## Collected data
====

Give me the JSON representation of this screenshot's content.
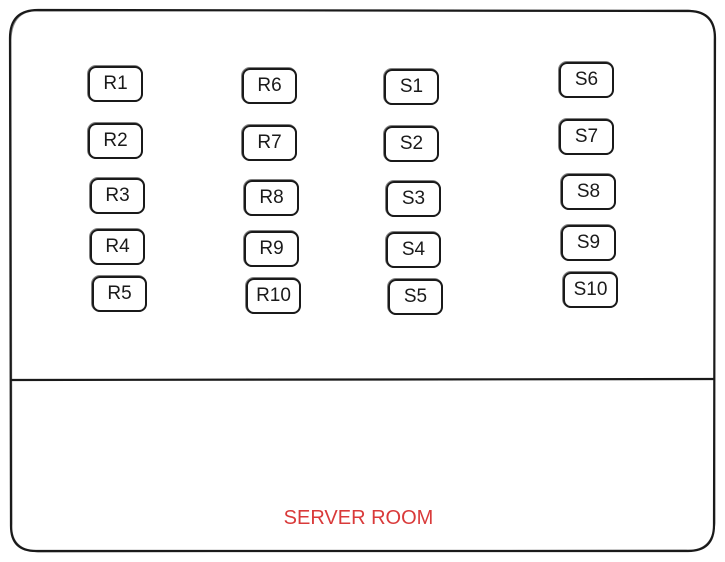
{
  "title": "SERVER ROOM",
  "title_color": "#d93a3a",
  "columns": [
    [
      "R1",
      "R2",
      "R3",
      "R4",
      "R5"
    ],
    [
      "R6",
      "R7",
      "R8",
      "R9",
      "R10"
    ],
    [
      "S1",
      "S2",
      "S3",
      "S4",
      "S5"
    ],
    [
      "S6",
      "S7",
      "S8",
      "S9",
      "S10"
    ]
  ]
}
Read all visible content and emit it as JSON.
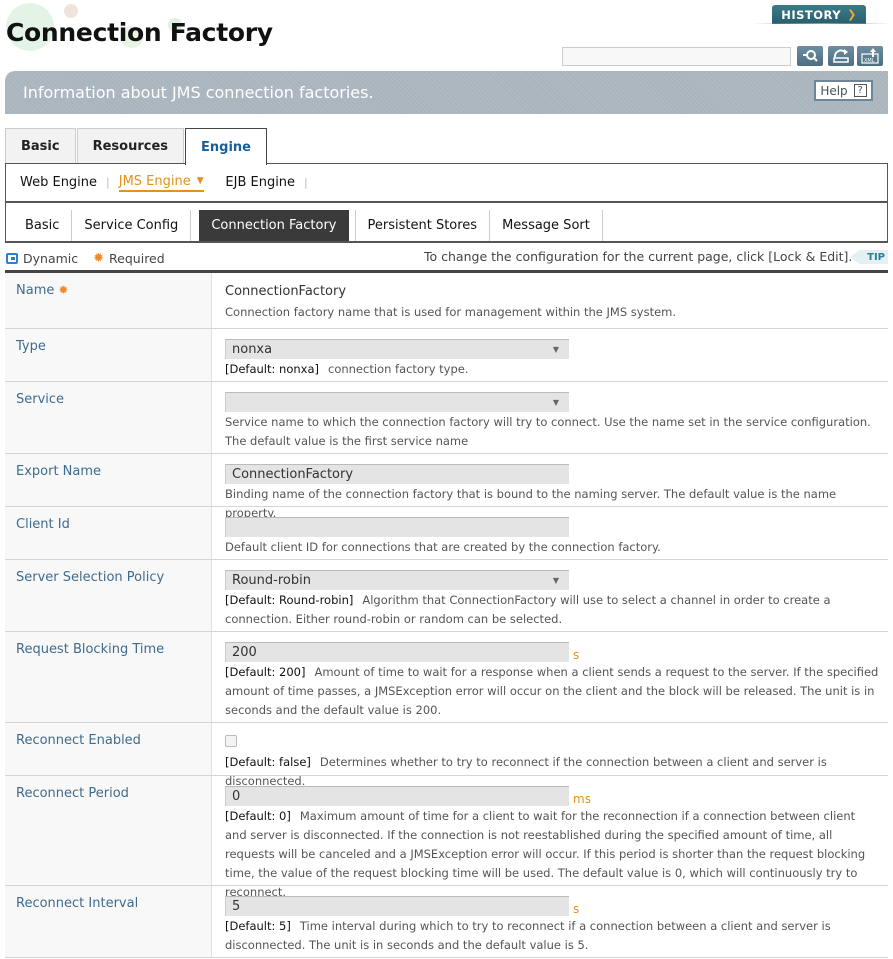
{
  "header": {
    "title": "Connection Factory",
    "history_label": "HISTORY",
    "search_placeholder": "",
    "info_text": "Information about JMS connection factories.",
    "help_label": "Help",
    "help_icon_glyph": "?"
  },
  "main_tabs": [
    {
      "label": "Basic"
    },
    {
      "label": "Resources"
    },
    {
      "label": "Engine",
      "active": true
    }
  ],
  "engine_tabs": [
    {
      "label": "Web Engine"
    },
    {
      "label": "JMS Engine",
      "active": true
    },
    {
      "label": "EJB Engine"
    }
  ],
  "sub_tabs": [
    {
      "label": "Basic"
    },
    {
      "label": "Service Config"
    },
    {
      "label": "Connection Factory",
      "active": true
    },
    {
      "label": "Persistent Stores"
    },
    {
      "label": "Message Sort"
    }
  ],
  "legend": {
    "dynamic": "Dynamic",
    "required": "Required",
    "tip_text": "To change the configuration for the current page, click [Lock & Edit].",
    "tip_badge": "TIP"
  },
  "colors": {
    "accent_orange": "#e0921d",
    "label_blue": "#3f6b8c",
    "active_tab_dark": "#3a3a3a"
  },
  "fields": {
    "name": {
      "label": "Name",
      "value": "ConnectionFactory",
      "desc": "Connection factory name that is used for management within the JMS system."
    },
    "type": {
      "label": "Type",
      "value": "nonxa",
      "default": "[Default: nonxa]",
      "desc": "connection factory type."
    },
    "service": {
      "label": "Service",
      "value": "",
      "desc": "Service name to which the connection factory will try to connect. Use the name set in the service configuration. The default value is the first service name"
    },
    "export_name": {
      "label": "Export Name",
      "value": "ConnectionFactory",
      "desc": "Binding name of the connection factory that is bound to the naming server. The default value is the name property."
    },
    "client_id": {
      "label": "Client Id",
      "value": "",
      "desc": "Default client ID for connections that are created by the connection factory."
    },
    "server_selection_policy": {
      "label": "Server Selection Policy",
      "value": "Round-robin",
      "default": "[Default: Round-robin]",
      "desc": "Algorithm that ConnectionFactory will use to select a channel in order to create a connection. Either round-robin or random can be selected."
    },
    "request_blocking_time": {
      "label": "Request Blocking Time",
      "value": "200",
      "unit": "s",
      "default": "[Default: 200]",
      "desc": "Amount of time to wait for a response when a client sends a request to the server. If the specified amount of time passes, a JMSException error will occur on the client and the block will be released. The unit is in seconds and the default value is 200."
    },
    "reconnect_enabled": {
      "label": "Reconnect Enabled",
      "checked": false,
      "default": "[Default: false]",
      "desc": "Determines whether to try to reconnect if the connection between a client and server is disconnected."
    },
    "reconnect_period": {
      "label": "Reconnect Period",
      "value": "0",
      "unit": "ms",
      "default": "[Default: 0]",
      "desc": "Maximum amount of time for a client to wait for the reconnection if a connection between client and server is disconnected. If the connection is not reestablished during the specified amount of time, all requests will be canceled and a JMSException error will occur. If this period is shorter than the request blocking time, the value of the request blocking time will be used. The default value is 0, which will continuously try to reconnect."
    },
    "reconnect_interval": {
      "label": "Reconnect Interval",
      "value": "5",
      "unit": "s",
      "default": "[Default: 5]",
      "desc": "Time interval during which to try to reconnect if a connection between a client and server is disconnected. The unit is in seconds and the default value is 5."
    }
  }
}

====

## Exercise
From the entries above, pull out each line that includes "which".

## Correct response
      "desc": "Service name to which the connection factory will try to connect. Use the name set in the service configuration. The default value is the first service name"
      "desc": "Maximum amount of time for a client to wait for the reconnection if a connection between client and server is disconnected. If the connection is not reestablished during the specified amount of time, all requests will be canceled and a JMSException error will occur. If this period is shorter than the request blocking time, the value of the request blocking time will be used. The default value is 0, which will continuously try to reconnect."
      "desc": "Time interval during which to try to reconnect if a connection between a client and server is disconnected. The unit is in seconds and the default value is 5."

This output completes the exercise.